Exercise input:
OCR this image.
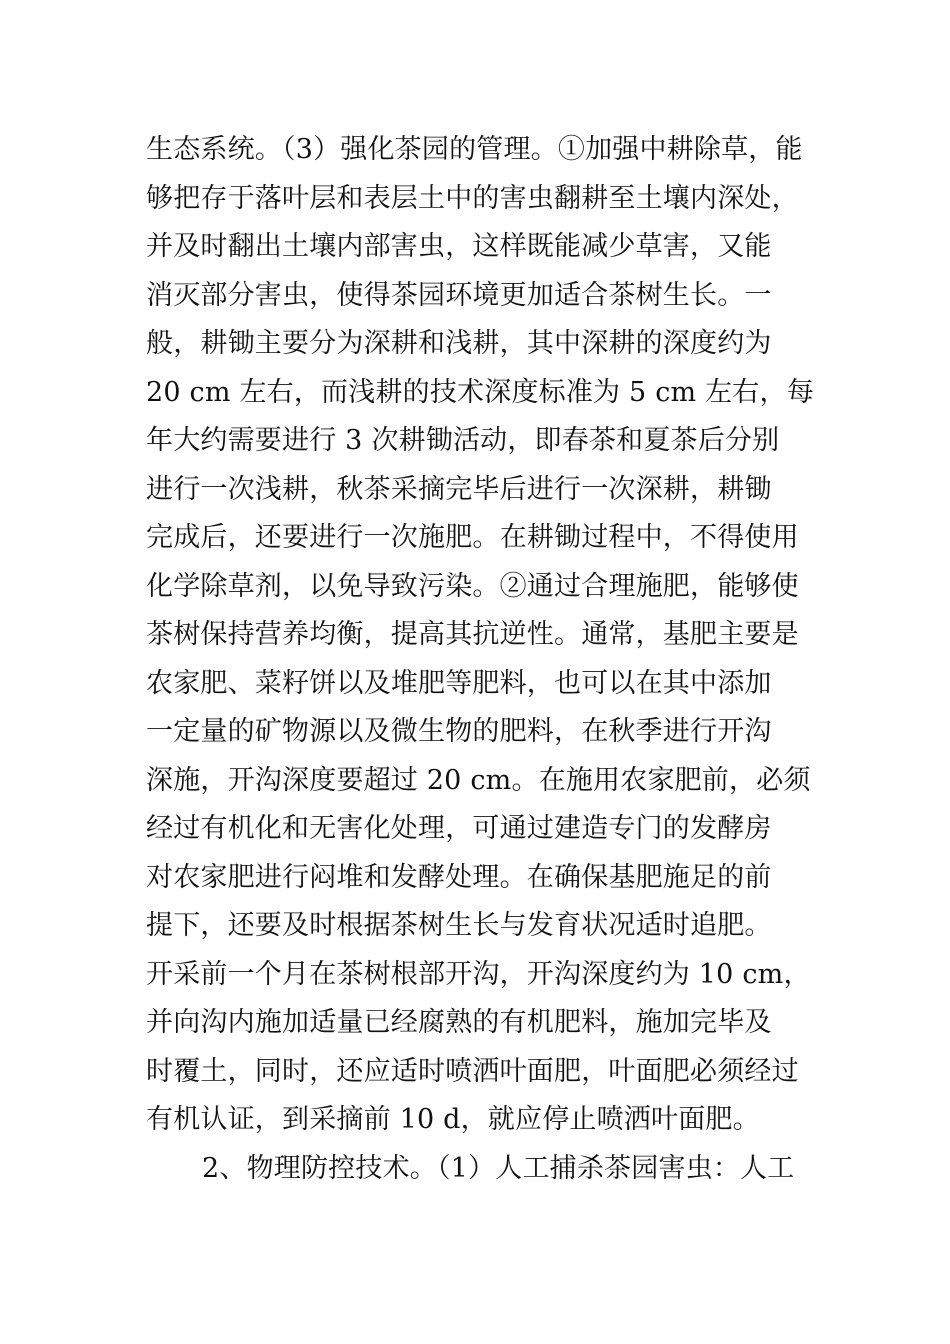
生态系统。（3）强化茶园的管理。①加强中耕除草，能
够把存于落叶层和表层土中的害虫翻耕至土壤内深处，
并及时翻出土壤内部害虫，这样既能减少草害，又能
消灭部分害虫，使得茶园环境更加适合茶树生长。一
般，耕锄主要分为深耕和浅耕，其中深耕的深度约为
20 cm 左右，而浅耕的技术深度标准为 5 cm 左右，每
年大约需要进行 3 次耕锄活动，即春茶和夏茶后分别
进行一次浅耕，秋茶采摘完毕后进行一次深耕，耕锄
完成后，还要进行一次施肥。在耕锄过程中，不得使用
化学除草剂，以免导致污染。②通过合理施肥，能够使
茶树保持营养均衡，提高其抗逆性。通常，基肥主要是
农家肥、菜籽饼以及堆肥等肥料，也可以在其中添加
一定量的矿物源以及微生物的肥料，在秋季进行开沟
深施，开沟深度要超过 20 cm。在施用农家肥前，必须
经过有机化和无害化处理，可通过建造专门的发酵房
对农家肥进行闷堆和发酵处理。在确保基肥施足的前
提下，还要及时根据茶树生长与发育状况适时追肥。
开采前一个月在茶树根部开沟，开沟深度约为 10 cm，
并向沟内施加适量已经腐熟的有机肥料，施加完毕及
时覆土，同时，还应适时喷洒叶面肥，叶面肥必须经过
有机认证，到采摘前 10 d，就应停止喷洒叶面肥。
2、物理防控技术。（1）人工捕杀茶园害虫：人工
--
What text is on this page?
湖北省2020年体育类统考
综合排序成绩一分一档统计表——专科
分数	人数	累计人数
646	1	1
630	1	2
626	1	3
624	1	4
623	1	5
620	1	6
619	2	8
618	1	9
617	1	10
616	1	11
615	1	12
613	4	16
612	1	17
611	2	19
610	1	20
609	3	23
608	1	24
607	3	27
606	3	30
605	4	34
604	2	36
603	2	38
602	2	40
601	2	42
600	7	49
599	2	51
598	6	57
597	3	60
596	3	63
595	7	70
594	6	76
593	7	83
---
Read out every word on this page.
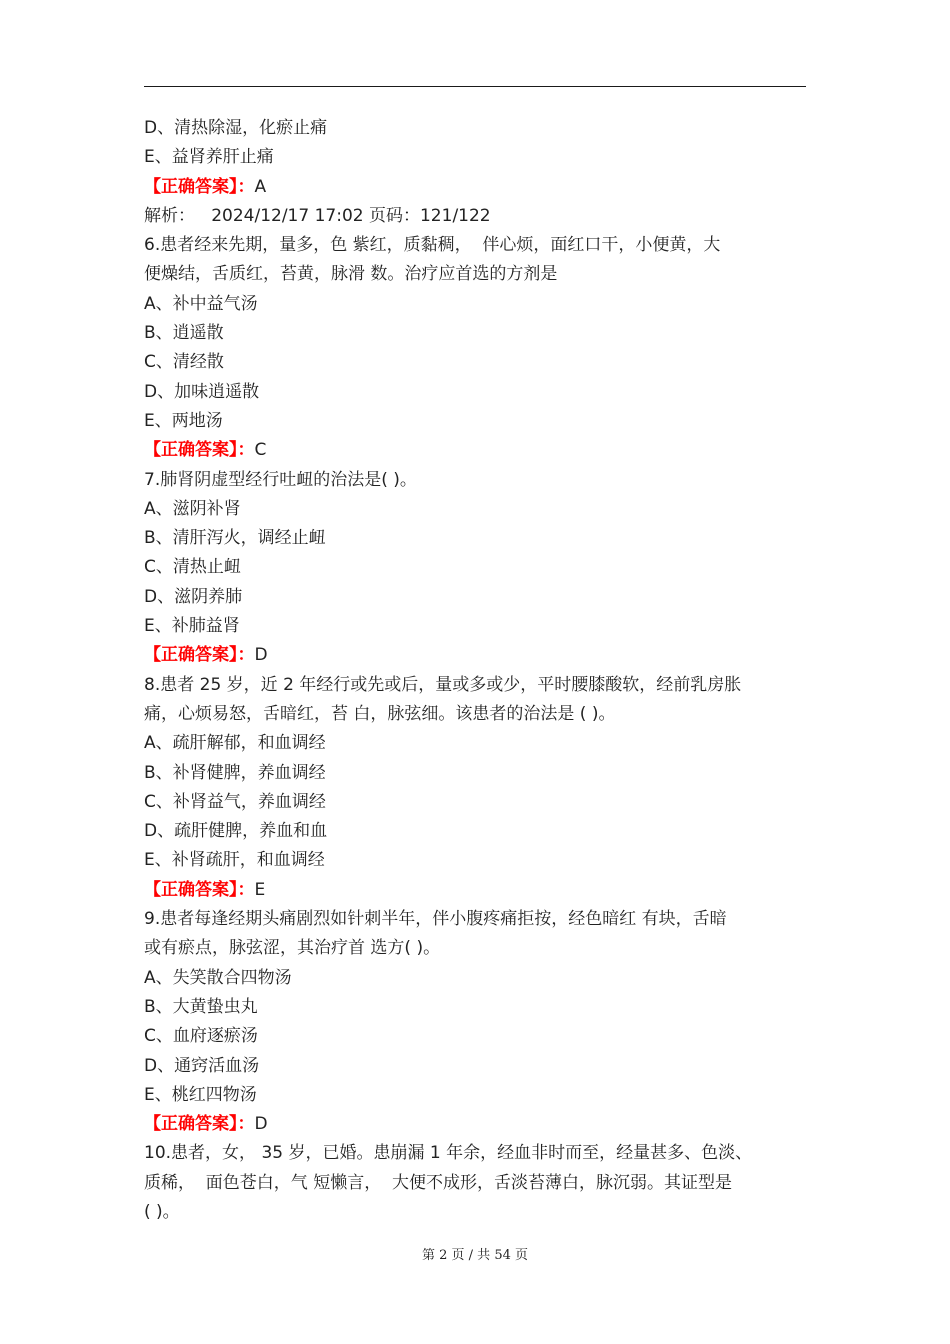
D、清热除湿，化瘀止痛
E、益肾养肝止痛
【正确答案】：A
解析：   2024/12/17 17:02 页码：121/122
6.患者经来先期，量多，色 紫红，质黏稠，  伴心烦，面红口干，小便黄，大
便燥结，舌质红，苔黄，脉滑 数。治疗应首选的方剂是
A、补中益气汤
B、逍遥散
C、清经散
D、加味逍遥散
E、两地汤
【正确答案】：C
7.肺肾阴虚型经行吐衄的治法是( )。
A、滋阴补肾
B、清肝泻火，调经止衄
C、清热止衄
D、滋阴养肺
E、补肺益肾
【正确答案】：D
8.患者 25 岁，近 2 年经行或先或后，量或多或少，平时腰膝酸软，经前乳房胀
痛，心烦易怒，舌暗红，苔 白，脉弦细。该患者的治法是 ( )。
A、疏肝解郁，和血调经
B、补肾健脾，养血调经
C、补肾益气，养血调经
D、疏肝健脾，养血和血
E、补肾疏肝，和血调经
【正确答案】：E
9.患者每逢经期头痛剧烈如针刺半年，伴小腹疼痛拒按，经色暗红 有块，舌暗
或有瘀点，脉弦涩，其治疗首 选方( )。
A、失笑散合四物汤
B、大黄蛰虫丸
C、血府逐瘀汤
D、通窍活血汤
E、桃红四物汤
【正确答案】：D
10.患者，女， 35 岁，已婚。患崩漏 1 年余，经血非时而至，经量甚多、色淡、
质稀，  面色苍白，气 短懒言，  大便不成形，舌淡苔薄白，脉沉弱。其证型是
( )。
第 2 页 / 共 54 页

Work instructions: The word "this" may appear on some lines of these records; state how many such lines there are, and nothing else.

The result: 3